Copy these lines word for word, from the line holding "134, 103, 148]" through the line holding "1094, 373, 1100]", both included.
──────── INFORMATION PROVIDED
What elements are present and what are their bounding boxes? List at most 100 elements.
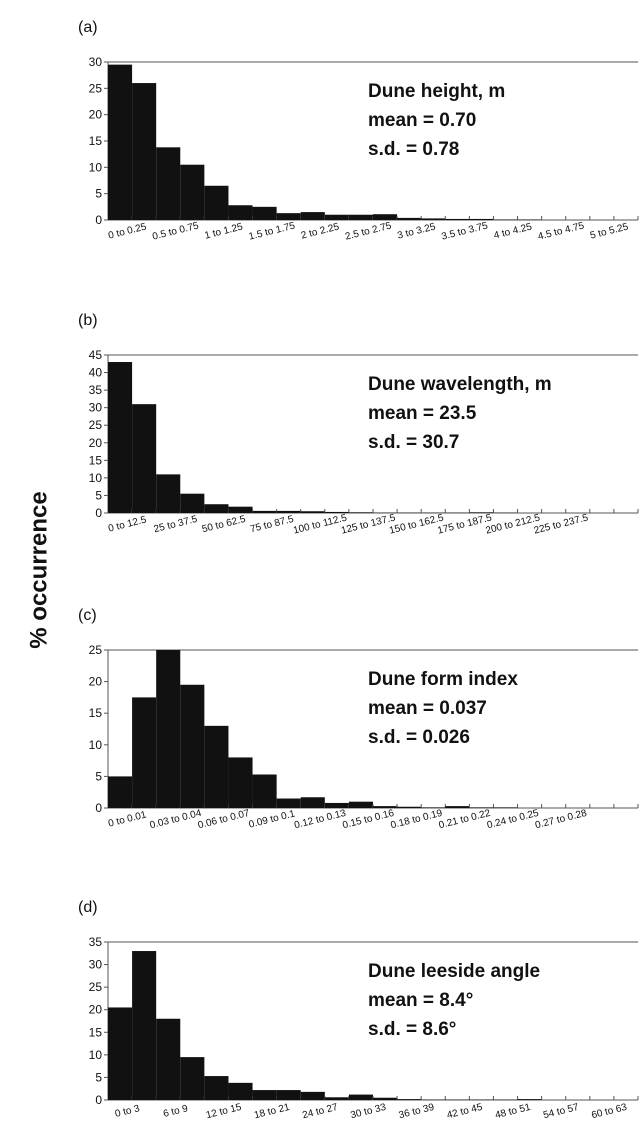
y-tick-label: 15	[89, 134, 103, 148]
panel-label: (a)	[78, 19, 98, 36]
bar	[132, 83, 157, 220]
bar	[421, 218, 446, 220]
bar	[397, 1099, 422, 1100]
panel-label: (c)	[78, 607, 97, 624]
bar	[228, 205, 253, 220]
x-tick-label: 42 to 45	[446, 1102, 484, 1122]
x-tick-label: 60 to 63	[590, 1102, 628, 1122]
x-tick-label: 0 to 12.5	[107, 514, 148, 534]
bar	[469, 512, 494, 513]
x-tick-label: 3.5 to 3.75	[440, 220, 489, 242]
bar	[228, 506, 253, 513]
bar	[373, 214, 398, 220]
bar	[421, 807, 446, 808]
bar	[373, 1097, 398, 1100]
bar	[397, 806, 422, 808]
bar	[180, 1057, 205, 1100]
y-tick-label: 20	[89, 436, 103, 450]
bar	[108, 64, 133, 220]
bar	[300, 797, 325, 808]
bar	[493, 807, 518, 808]
x-tick-label: 12 to 15	[205, 1102, 243, 1122]
y-tick-label: 30	[89, 958, 103, 972]
bar	[204, 185, 229, 220]
bar	[180, 684, 205, 808]
bar	[276, 1090, 301, 1100]
bar	[324, 214, 349, 220]
bar	[348, 512, 373, 513]
y-tick-label: 30	[89, 401, 103, 415]
bar	[324, 1097, 349, 1100]
y-tick-label: 10	[89, 738, 103, 752]
y-tick-label: 0	[95, 506, 102, 520]
bar	[517, 1099, 542, 1100]
annotation: mean = 8.4°	[368, 990, 473, 1011]
annotation: mean = 0.70	[368, 110, 476, 131]
x-tick-label: 150 to 162.5	[388, 512, 445, 536]
y-tick-label: 20	[89, 108, 103, 122]
bar	[445, 806, 470, 808]
x-tick-label: 0.06 to 0.07	[197, 808, 251, 832]
annotation: mean = 0.037	[368, 698, 487, 719]
x-tick-label: 100 to 112.5	[292, 512, 348, 536]
bar	[132, 404, 157, 513]
x-tick-label: 75 to 87.5	[249, 514, 295, 536]
x-tick-label: 1.5 to 1.75	[248, 220, 297, 242]
bar	[252, 206, 277, 220]
x-tick-label: 0.09 to 0.1	[248, 808, 297, 830]
y-tick-label: 5	[95, 488, 102, 502]
x-tick-label: 0.24 to 0.25	[486, 808, 540, 832]
bar	[156, 650, 181, 808]
x-tick-label: 4 to 4.25	[493, 221, 534, 241]
bar	[348, 1094, 373, 1100]
bar	[324, 511, 349, 513]
y-tick-label: 25	[89, 643, 103, 657]
y-tick-label: 45	[89, 348, 103, 362]
y-tick-label: 25	[89, 81, 103, 95]
x-tick-label: 0 to 3	[114, 1103, 141, 1120]
x-tick-label: 0 to 0.25	[107, 221, 148, 241]
bar	[276, 213, 301, 220]
y-tick-label: 5	[95, 187, 102, 201]
y-tick-label: 25	[89, 980, 103, 994]
y-tick-label: 20	[89, 1003, 103, 1017]
bar	[276, 798, 301, 808]
bar	[300, 212, 325, 220]
bar	[300, 1091, 325, 1100]
annotation: Dune wavelength, m	[368, 374, 552, 395]
x-tick-label: 125 to 137.5	[340, 512, 397, 536]
y-tick-label: 15	[89, 1025, 103, 1039]
annotation: s.d. = 0.026	[368, 727, 470, 748]
annotation: Dune height, m	[368, 81, 505, 102]
bar	[252, 510, 277, 513]
bar	[397, 217, 422, 220]
bar	[156, 147, 181, 220]
x-tick-label: 48 to 51	[494, 1102, 532, 1122]
y-tick-label: 35	[89, 383, 103, 397]
bar	[348, 214, 373, 220]
y-axis-label: % occurrence	[25, 491, 52, 648]
y-tick-label: 15	[89, 453, 103, 467]
y-tick-label: 25	[89, 418, 103, 432]
bar	[493, 219, 518, 220]
x-tick-label: 0.03 to 0.04	[149, 808, 203, 832]
bar	[228, 757, 253, 808]
x-tick-label: 3 to 3.25	[396, 221, 437, 241]
y-tick-label: 0	[95, 213, 102, 227]
y-tick-label: 20	[89, 675, 103, 689]
bar	[300, 511, 325, 513]
bar	[252, 774, 277, 808]
x-tick-label: 0.18 to 0.19	[390, 808, 444, 832]
x-tick-label: 200 to 212.5	[485, 512, 542, 536]
bar	[156, 474, 181, 513]
bar	[252, 1090, 277, 1100]
x-tick-label: 2.5 to 2.75	[344, 220, 393, 242]
bar	[276, 510, 301, 513]
x-tick-label: 0.27 to 0.28	[534, 808, 588, 832]
bar	[324, 802, 349, 808]
bar	[469, 807, 494, 808]
bar	[180, 493, 205, 513]
x-tick-label: 30 to 33	[349, 1102, 387, 1122]
annotation: Dune form index	[368, 669, 518, 690]
bar	[204, 504, 229, 513]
────────────────
COMPLETE OUTPUT:
y-tick-label: 15	[89, 134, 103, 148]
panel-label: (a)	[78, 19, 98, 36]
bar	[132, 83, 157, 220]
bar	[421, 218, 446, 220]
bar	[397, 1099, 422, 1100]
panel-label: (c)	[78, 607, 97, 624]
bar	[228, 205, 253, 220]
x-tick-label: 42 to 45	[446, 1102, 484, 1122]
x-tick-label: 60 to 63	[590, 1102, 628, 1122]
x-tick-label: 0 to 12.5	[107, 514, 148, 534]
bar	[469, 512, 494, 513]
x-tick-label: 3.5 to 3.75	[440, 220, 489, 242]
bar	[228, 506, 253, 513]
bar	[373, 214, 398, 220]
bar	[421, 807, 446, 808]
bar	[373, 1097, 398, 1100]
bar	[397, 806, 422, 808]
bar	[180, 1057, 205, 1100]
y-tick-label: 20	[89, 436, 103, 450]
bar	[108, 64, 133, 220]
bar	[300, 797, 325, 808]
bar	[493, 807, 518, 808]
x-tick-label: 12 to 15	[205, 1102, 243, 1122]
y-tick-label: 30	[89, 958, 103, 972]
bar	[204, 185, 229, 220]
bar	[180, 684, 205, 808]
bar	[276, 1090, 301, 1100]
bar	[324, 214, 349, 220]
bar	[348, 512, 373, 513]
y-tick-label: 30	[89, 401, 103, 415]
bar	[324, 1097, 349, 1100]
y-tick-label: 10	[89, 738, 103, 752]
y-tick-label: 0	[95, 506, 102, 520]
bar	[517, 1099, 542, 1100]
annotation: mean = 8.4°	[368, 990, 473, 1011]
annotation: mean = 0.70	[368, 110, 476, 131]
x-tick-label: 150 to 162.5	[388, 512, 445, 536]
y-tick-label: 20	[89, 108, 103, 122]
bar	[445, 806, 470, 808]
x-tick-label: 0.06 to 0.07	[197, 808, 251, 832]
annotation: mean = 0.037	[368, 698, 487, 719]
x-tick-label: 100 to 112.5	[292, 512, 348, 536]
bar	[132, 404, 157, 513]
x-tick-label: 75 to 87.5	[249, 514, 295, 536]
x-tick-label: 1.5 to 1.75	[248, 220, 297, 242]
bar	[252, 206, 277, 220]
x-tick-label: 0.09 to 0.1	[248, 808, 297, 830]
y-tick-label: 5	[95, 488, 102, 502]
x-tick-label: 0.24 to 0.25	[486, 808, 540, 832]
bar	[156, 650, 181, 808]
x-tick-label: 4 to 4.25	[493, 221, 534, 241]
bar	[348, 1094, 373, 1100]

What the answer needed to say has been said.